## SUPPLIED PASSAGE:
>> BEGIN

In my library, almost everything is noexcept. I mainly wanted everything to be testable in constexpr mode; therefore, I added a custom error encoding for making the string an error value. But, if anyone wants exceptions, that's easy to do with a wrapper (or a different class, but I currently really like noexcept, so I won't do that for now).

Allocators (Advanced Users Only)

While a generic implementation could allow any allocators, because of the amount of templates in it, I made my library with an optional constexpr friendly pmr-like allocator. The string would be 8 bytes more with it, but it's beneficial for some contexts. Everything is noexcept in its API, and a failure is a simple nullptr return. The Allocator object (memory resource like) needs to outlive the string object, its copies, and its views, i have a safe way of providing such allocators ( the Allocators are refrence counted, which is opt-out, but the benefit is that if a allocator is destroyed in debug mode, the assertion ensure that no polymorphic refrences are alive , if not , the debug will crash on assertion, this is better than a security vulnerability, but , the reference counting is opt out if the user suspected overhead with doing a reference counted allocator). i have both constexpr friendly memory resources , and a standard pmr adaptor if anyone is interested.

why not the standard allocator?

the string class in integrated with my highly customizable allocator module that allows very precise content over the heap.

reasons for my polymorphic allocator design, that gives almost all control of heap management to the implementation of the allocator( the criticism of the standard allocator) :

no constexpr support for pmr .
the pmr monotonic allocator has virtual call indirections : my base allocator has a "monotonic-cache", this is basically some pointers that point to a continuous memory region , almost always , we can allocate in that region without a virtual call, but occasionally, the region gets full and we do a call , and in that call , the "monotonic-cache" would be replaced with a new one , and the old one would go back to the allocator for management.
no nothion of allocator.alloca(...),allocator.freea(...) : my base allocator has an "stack-like-cache", it doesn't allocate on the stack directly, but instead, uses a preallocated memory region in the base class to use as stack , almost always this is inline , unless if the stack frills up , as a fallback , the virtual allocate would be called, this too can work like the monotonic cache where it replaces the region with a fresh one , and gets back the old one to manage. a very important note about these two functions is that the call order of them Matters , any freea should always free the last thing that alloca returned , but this is an ok restrictions, because the normal allocate methods dont have such restrictions. an important thing is that the failure of the alloca function is perfectly valid, unlike the unsafe program stack functions.
pmr allocators dont propagate on move and copy (mine dose propgate ).
the deafult vtable entries cant be null : in my vtable, a null entry meanas a default inline implementation of that entry , a common case for example would be is_equal(other) , that almost always compares the pointers , and if it didnt , it could do a virtual call .
cannot tell the Allocator to allocate more than needed, ( the exact size is usually rounded, but the delta is wasted).
cannot grantee thread-safety.
has no notion of owning a block ( chained allocators are very hard).

>> END

(Listings of element locations)
>> BEGIN

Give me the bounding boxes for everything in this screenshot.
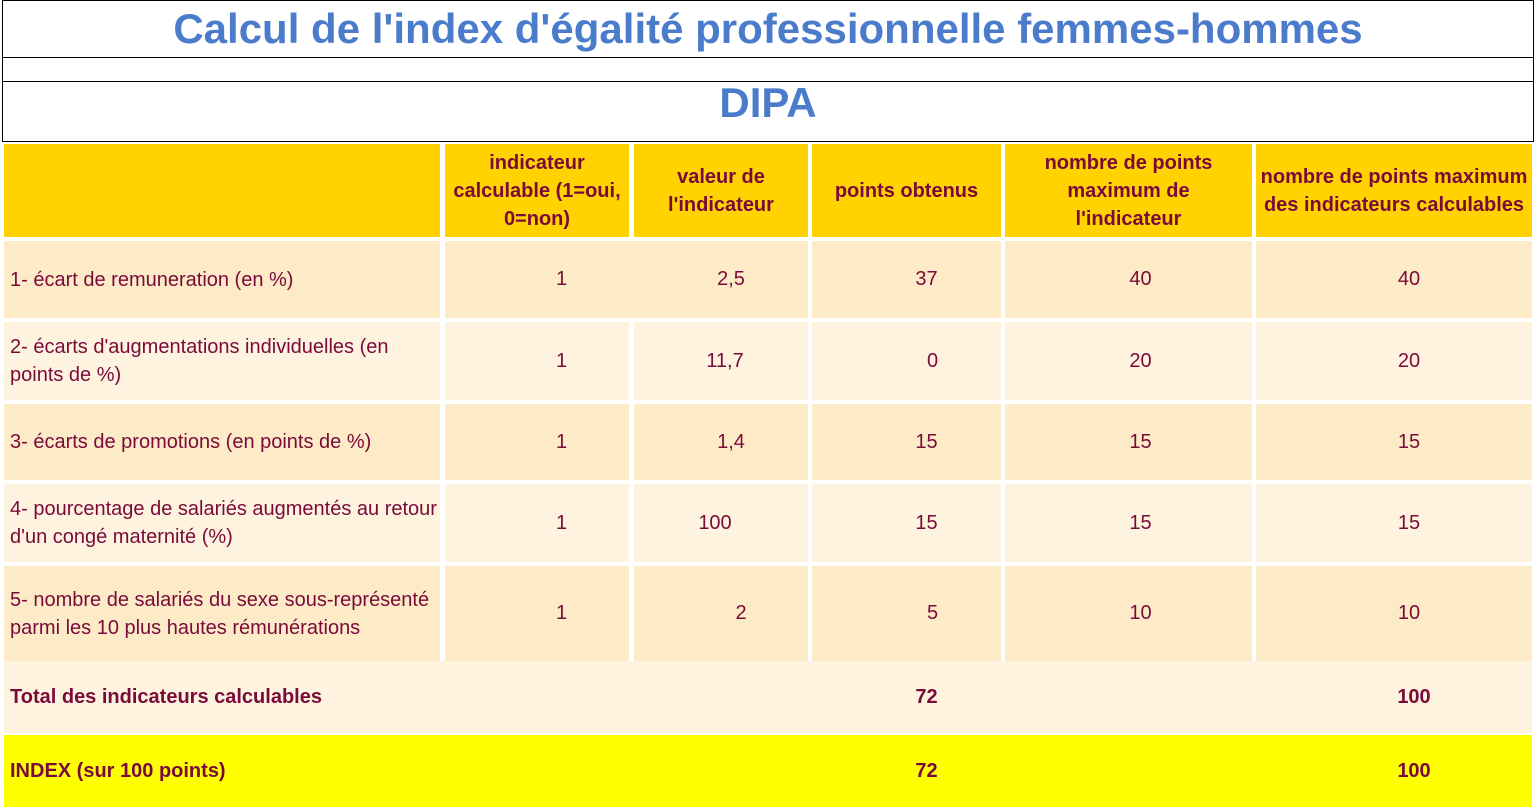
row-3-max: 15 — [1005, 404, 1252, 480]
row-5-calculable: 1 — [445, 566, 629, 661]
row-5-max-calculables: 10 — [1256, 566, 1532, 661]
row-4-max: 15 — [1005, 484, 1252, 562]
organization-bar: DIPA — [2, 82, 1534, 142]
page-title-bar: Calcul de l'index d'égalité professionne… — [2, 0, 1534, 58]
total-max-calculables: 100 — [1397, 685, 1431, 708]
row-5-points: 5 — [812, 566, 1001, 661]
row-4-calculable: 1 — [445, 484, 629, 562]
header-empty — [4, 144, 440, 237]
header-max: nombre de points maximum de l'indicateur — [1005, 144, 1252, 237]
row-1-points: 37 — [812, 241, 1001, 318]
row-3-points: 15 — [812, 404, 1001, 480]
row-2-valeur: 11,7 — [634, 322, 808, 400]
row-4-points: 15 — [812, 484, 1001, 562]
row-2-calculable: 1 — [445, 322, 629, 400]
row-3-valeur: 1,4 — [634, 404, 808, 480]
index-points: 72 — [915, 759, 938, 782]
row-3-max-calculables: 15 — [1256, 404, 1532, 480]
row-1-max: 40 — [1005, 241, 1252, 318]
header-max-calculables: nombre de points maximum des indicateurs… — [1256, 144, 1532, 237]
row-2-label: 2- écarts d'augmentations individuelles … — [4, 322, 440, 400]
page-title: Calcul de l'index d'égalité professionne… — [173, 5, 1363, 52]
total-row — [4, 661, 1532, 733]
total-points: 72 — [915, 685, 938, 708]
row-4-max-calculables: 15 — [1256, 484, 1532, 562]
spacer-row — [2, 58, 1534, 82]
row-2-points: 0 — [812, 322, 1001, 400]
row-2-max-calculables: 20 — [1256, 322, 1532, 400]
row-5-max: 10 — [1005, 566, 1252, 661]
row-2-max: 20 — [1005, 322, 1252, 400]
row-3-label: 3- écarts de promotions (en points de %) — [4, 404, 440, 480]
row-1-valeur: 2,5 — [634, 241, 808, 318]
total-label: Total des indicateurs calculables — [10, 686, 322, 708]
row-4-valeur: 100 — [634, 484, 808, 562]
header-valeur: valeur de l'indicateur — [634, 144, 808, 237]
row-1-max-calculables: 40 — [1256, 241, 1532, 318]
row-5-label: 5- nombre de salariés du sexe sous-repré… — [4, 566, 440, 661]
header-calculable: indicateur calculable (1=oui, 0=non) — [445, 144, 629, 237]
row-4-label: 4- pourcentage de salariés augmentés au … — [4, 484, 440, 562]
header-points: points obtenus — [812, 144, 1001, 237]
organization-name: DIPA — [719, 79, 817, 126]
index-row — [4, 735, 1532, 807]
row-1-label: 1- écart de remuneration (en %) — [4, 241, 440, 318]
row-5-valeur: 2 — [634, 566, 808, 661]
index-label: INDEX (sur 100 points) — [10, 760, 226, 782]
row-3-calculable: 1 — [445, 404, 629, 480]
index-max-calculables: 100 — [1397, 759, 1431, 782]
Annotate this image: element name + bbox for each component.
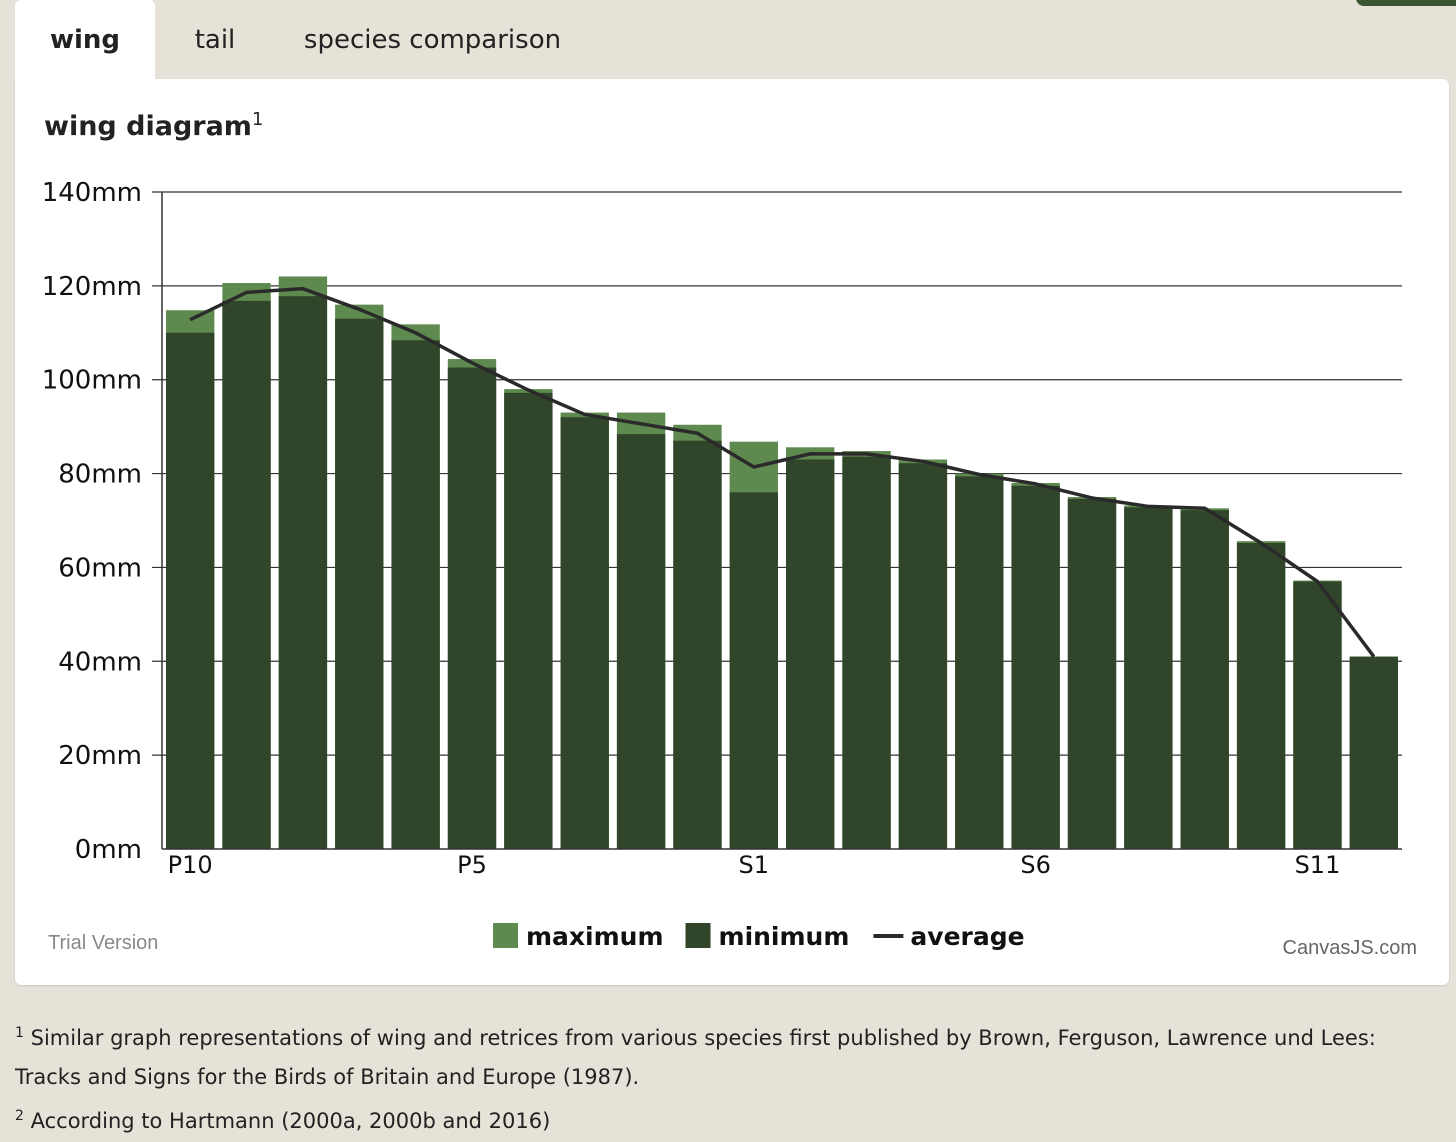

>> END

## DIRECTIONS:
Repeat the allocator post between "the deafult vtable" and "virtual call .", inclusive, switching every "vtable" to "dispatch table". The items can be left aside, since nothing here depends on them.

## RESULT FOR THIS EXERCISE:
the deafult dispatch table entries cant be null : in my dispatch table, a null entry meanas a default inline implementation of that entry , a common case for example would be is_equal(other) , that almost always compares the pointers , and if it didnt , it could do a virtual call .